# Aim of the exercise:
Repeat everything in the material exactly.
[Provided material start]
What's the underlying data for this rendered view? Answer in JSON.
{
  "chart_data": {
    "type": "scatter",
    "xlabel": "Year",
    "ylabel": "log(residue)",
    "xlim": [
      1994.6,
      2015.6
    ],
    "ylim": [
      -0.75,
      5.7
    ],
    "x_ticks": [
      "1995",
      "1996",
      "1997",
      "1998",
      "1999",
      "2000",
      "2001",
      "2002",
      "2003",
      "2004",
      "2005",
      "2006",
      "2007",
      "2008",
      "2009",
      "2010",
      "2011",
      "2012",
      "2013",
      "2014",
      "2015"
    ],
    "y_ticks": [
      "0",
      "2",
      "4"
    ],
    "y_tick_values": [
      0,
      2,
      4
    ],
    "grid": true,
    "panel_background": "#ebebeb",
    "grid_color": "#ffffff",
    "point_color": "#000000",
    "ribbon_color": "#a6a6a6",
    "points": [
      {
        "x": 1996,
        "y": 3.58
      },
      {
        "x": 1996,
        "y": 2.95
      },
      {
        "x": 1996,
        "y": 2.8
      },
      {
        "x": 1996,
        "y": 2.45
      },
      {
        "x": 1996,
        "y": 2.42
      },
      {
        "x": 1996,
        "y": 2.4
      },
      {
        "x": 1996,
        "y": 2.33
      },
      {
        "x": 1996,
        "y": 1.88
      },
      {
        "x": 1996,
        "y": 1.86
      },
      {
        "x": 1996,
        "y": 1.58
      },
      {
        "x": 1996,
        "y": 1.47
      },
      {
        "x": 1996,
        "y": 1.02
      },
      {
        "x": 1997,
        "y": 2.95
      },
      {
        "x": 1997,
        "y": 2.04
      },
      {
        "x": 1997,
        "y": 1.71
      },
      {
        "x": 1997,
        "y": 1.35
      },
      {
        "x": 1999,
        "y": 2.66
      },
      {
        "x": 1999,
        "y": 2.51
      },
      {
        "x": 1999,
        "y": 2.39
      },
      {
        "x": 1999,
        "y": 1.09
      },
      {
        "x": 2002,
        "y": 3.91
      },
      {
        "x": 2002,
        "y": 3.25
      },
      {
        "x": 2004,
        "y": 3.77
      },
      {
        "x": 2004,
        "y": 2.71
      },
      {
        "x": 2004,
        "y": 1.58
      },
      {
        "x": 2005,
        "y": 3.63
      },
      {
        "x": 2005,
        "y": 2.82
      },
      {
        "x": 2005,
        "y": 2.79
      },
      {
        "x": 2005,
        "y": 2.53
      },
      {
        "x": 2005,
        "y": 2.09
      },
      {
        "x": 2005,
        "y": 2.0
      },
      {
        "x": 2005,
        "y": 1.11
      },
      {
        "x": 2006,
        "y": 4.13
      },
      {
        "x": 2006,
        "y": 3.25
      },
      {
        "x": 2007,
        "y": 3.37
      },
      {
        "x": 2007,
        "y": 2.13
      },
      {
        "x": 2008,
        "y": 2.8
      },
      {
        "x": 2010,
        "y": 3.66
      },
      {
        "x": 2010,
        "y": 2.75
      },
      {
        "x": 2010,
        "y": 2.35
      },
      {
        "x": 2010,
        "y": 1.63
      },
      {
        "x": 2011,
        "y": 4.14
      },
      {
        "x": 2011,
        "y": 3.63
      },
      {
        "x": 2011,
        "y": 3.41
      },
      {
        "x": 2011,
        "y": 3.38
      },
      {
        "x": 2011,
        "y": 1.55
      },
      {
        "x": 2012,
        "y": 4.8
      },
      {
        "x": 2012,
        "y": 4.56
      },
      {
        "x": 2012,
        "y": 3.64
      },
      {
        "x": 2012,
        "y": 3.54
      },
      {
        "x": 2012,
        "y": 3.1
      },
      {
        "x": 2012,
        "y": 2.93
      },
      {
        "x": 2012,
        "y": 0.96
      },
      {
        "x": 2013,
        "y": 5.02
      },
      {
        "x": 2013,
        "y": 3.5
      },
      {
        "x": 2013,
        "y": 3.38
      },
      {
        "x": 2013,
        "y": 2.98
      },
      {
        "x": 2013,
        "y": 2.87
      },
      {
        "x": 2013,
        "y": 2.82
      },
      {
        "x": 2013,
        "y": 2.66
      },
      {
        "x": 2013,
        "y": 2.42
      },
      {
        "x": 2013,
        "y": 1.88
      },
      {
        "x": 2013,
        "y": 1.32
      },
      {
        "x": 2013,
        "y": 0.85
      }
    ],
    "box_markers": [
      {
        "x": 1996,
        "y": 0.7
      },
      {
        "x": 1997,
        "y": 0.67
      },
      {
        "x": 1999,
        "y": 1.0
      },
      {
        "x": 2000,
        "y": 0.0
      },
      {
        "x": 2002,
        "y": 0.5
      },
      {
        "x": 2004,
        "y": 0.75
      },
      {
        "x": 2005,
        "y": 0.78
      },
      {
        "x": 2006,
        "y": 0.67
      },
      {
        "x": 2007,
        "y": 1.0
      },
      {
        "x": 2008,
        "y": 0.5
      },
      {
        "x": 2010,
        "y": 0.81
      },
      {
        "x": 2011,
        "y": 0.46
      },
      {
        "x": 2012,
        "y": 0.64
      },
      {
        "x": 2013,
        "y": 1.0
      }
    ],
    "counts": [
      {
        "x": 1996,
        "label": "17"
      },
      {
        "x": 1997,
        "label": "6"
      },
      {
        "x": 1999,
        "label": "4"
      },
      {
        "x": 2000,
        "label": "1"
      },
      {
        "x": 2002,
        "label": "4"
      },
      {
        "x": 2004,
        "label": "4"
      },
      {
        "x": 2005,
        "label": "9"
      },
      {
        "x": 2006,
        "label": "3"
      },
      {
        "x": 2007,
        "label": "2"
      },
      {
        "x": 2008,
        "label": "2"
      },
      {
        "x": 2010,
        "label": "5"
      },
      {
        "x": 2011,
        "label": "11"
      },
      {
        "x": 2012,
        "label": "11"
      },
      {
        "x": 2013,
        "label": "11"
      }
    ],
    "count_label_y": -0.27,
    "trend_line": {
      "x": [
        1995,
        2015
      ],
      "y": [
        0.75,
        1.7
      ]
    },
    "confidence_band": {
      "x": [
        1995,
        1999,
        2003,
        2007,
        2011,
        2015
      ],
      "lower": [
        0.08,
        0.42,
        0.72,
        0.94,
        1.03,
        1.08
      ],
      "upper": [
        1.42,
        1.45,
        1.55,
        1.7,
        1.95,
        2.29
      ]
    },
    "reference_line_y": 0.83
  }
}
[Provided material end]
# Worked answer:
What's the underlying data for this rendered view? Answer in JSON.
{
  "chart_data": {
    "type": "scatter",
    "xlabel": "Year",
    "ylabel": "log(residue)",
    "xlim": [
      1994.6,
      2015.6
    ],
    "ylim": [
      -0.75,
      5.7
    ],
    "x_ticks": [
      "1995",
      "1996",
      "1997",
      "1998",
      "1999",
      "2000",
      "2001",
      "2002",
      "2003",
      "2004",
      "2005",
      "2006",
      "2007",
      "2008",
      "2009",
      "2010",
      "2011",
      "2012",
      "2013",
      "2014",
      "2015"
    ],
    "y_ticks": [
      "0",
      "2",
      "4"
    ],
    "y_tick_values": [
      0,
      2,
      4
    ],
    "grid": true,
    "panel_background": "#ebebeb",
    "grid_color": "#ffffff",
    "point_color": "#000000",
    "ribbon_color": "#a6a6a6",
    "points": [
      {
        "x": 1996,
        "y": 3.58
      },
      {
        "x": 1996,
        "y": 2.95
      },
      {
        "x": 1996,
        "y": 2.8
      },
      {
        "x": 1996,
        "y": 2.45
      },
      {
        "x": 1996,
        "y": 2.42
      },
      {
        "x": 1996,
        "y": 2.4
      },
      {
        "x": 1996,
        "y": 2.33
      },
      {
        "x": 1996,
        "y": 1.88
      },
      {
        "x": 1996,
        "y": 1.86
      },
      {
        "x": 1996,
        "y": 1.58
      },
      {
        "x": 1996,
        "y": 1.47
      },
      {
        "x": 1996,
        "y": 1.02
      },
      {
        "x": 1997,
        "y": 2.95
      },
      {
        "x": 1997,
        "y": 2.04
      },
      {
        "x": 1997,
        "y": 1.71
      },
      {
        "x": 1997,
        "y": 1.35
      },
      {
        "x": 1999,
        "y": 2.66
      },
      {
        "x": 1999,
        "y": 2.51
      },
      {
        "x": 1999,
        "y": 2.39
      },
      {
        "x": 1999,
        "y": 1.09
      },
      {
        "x": 2002,
        "y": 3.91
      },
      {
        "x": 2002,
        "y": 3.25
      },
      {
        "x": 2004,
        "y": 3.77
      },
      {
        "x": 2004,
        "y": 2.71
      },
      {
        "x": 2004,
        "y": 1.58
      },
      {
        "x": 2005,
        "y": 3.63
      },
      {
        "x": 2005,
        "y": 2.82
      },
      {
        "x": 2005,
        "y": 2.79
      },
      {
        "x": 2005,
        "y": 2.53
      },
      {
        "x": 2005,
        "y": 2.09
      },
      {
        "x": 2005,
        "y": 2.0
      },
      {
        "x": 2005,
        "y": 1.11
      },
      {
        "x": 2006,
        "y": 4.13
      },
      {
        "x": 2006,
        "y": 3.25
      },
      {
        "x": 2007,
        "y": 3.37
      },
      {
        "x": 2007,
        "y": 2.13
      },
      {
        "x": 2008,
        "y": 2.8
      },
      {
        "x": 2010,
        "y": 3.66
      },
      {
        "x": 2010,
        "y": 2.75
      },
      {
        "x": 2010,
        "y": 2.35
      },
      {
        "x": 2010,
        "y": 1.63
      },
      {
        "x": 2011,
        "y": 4.14
      },
      {
        "x": 2011,
        "y": 3.63
      },
      {
        "x": 2011,
        "y": 3.41
      },
      {
        "x": 2011,
        "y": 3.38
      },
      {
        "x": 2011,
        "y": 1.55
      },
      {
        "x": 2012,
        "y": 4.8
      },
      {
        "x": 2012,
        "y": 4.56
      },
      {
        "x": 2012,
        "y": 3.64
      },
      {
        "x": 2012,
        "y": 3.54
      },
      {
        "x": 2012,
        "y": 3.1
      },
      {
        "x": 2012,
        "y": 2.93
      },
      {
        "x": 2012,
        "y": 0.96
      },
      {
        "x": 2013,
        "y": 5.02
      },
      {
        "x": 2013,
        "y": 3.5
      },
      {
        "x": 2013,
        "y": 3.38
      },
      {
        "x": 2013,
        "y": 2.98
      },
      {
        "x": 2013,
        "y": 2.87
      },
      {
        "x": 2013,
        "y": 2.82
      },
      {
        "x": 2013,
        "y": 2.66
      },
      {
        "x": 2013,
        "y": 2.42
      },
      {
        "x": 2013,
        "y": 1.88
      },
      {
        "x": 2013,
        "y": 1.32
      },
      {
        "x": 2013,
        "y": 0.85
      }
    ],
    "box_markers": [
      {
        "x": 1996,
        "y": 0.7
      },
      {
        "x": 1997,
        "y": 0.67
      },
      {
        "x": 1999,
        "y": 1.0
      },
      {
        "x": 2000,
        "y": 0.0
      },
      {
        "x": 2002,
        "y": 0.5
      },
      {
        "x": 2004,
        "y": 0.75
      },
      {
        "x": 2005,
        "y": 0.78
      },
      {
        "x": 2006,
        "y": 0.67
      },
      {
        "x": 2007,
        "y": 1.0
      },
      {
        "x": 2008,
        "y": 0.5
      },
      {
        "x": 2010,
        "y": 0.81
      },
      {
        "x": 2011,
        "y": 0.46
      },
      {
        "x": 2012,
        "y": 0.64
      },
      {
        "x": 2013,
        "y": 1.0
      }
    ],
    "counts": [
      {
        "x": 1996,
        "label": "17"
      },
      {
        "x": 1997,
        "label": "6"
      },
      {
        "x": 1999,
        "label": "4"
      },
      {
        "x": 2000,
        "label": "1"
      },
      {
        "x": 2002,
        "label": "4"
      },
      {
        "x": 2004,
        "label": "4"
      },
      {
        "x": 2005,
        "label": "9"
      },
      {
        "x": 2006,
        "label": "3"
      },
      {
        "x": 2007,
        "label": "2"
      },
      {
        "x": 2008,
        "label": "2"
      },
      {
        "x": 2010,
        "label": "5"
      },
      {
        "x": 2011,
        "label": "11"
      },
      {
        "x": 2012,
        "label": "11"
      },
      {
        "x": 2013,
        "label": "11"
      }
    ],
    "count_label_y": -0.27,
    "trend_line": {
      "x": [
        1995,
        2015
      ],
      "y": [
        0.75,
        1.7
      ]
    },
    "confidence_band": {
      "x": [
        1995,
        1999,
        2003,
        2007,
        2011,
        2015
      ],
      "lower": [
        0.08,
        0.42,
        0.72,
        0.94,
        1.03,
        1.08
      ],
      "upper": [
        1.42,
        1.45,
        1.55,
        1.7,
        1.95,
        2.29
      ]
    },
    "reference_line_y": 0.83
  }
}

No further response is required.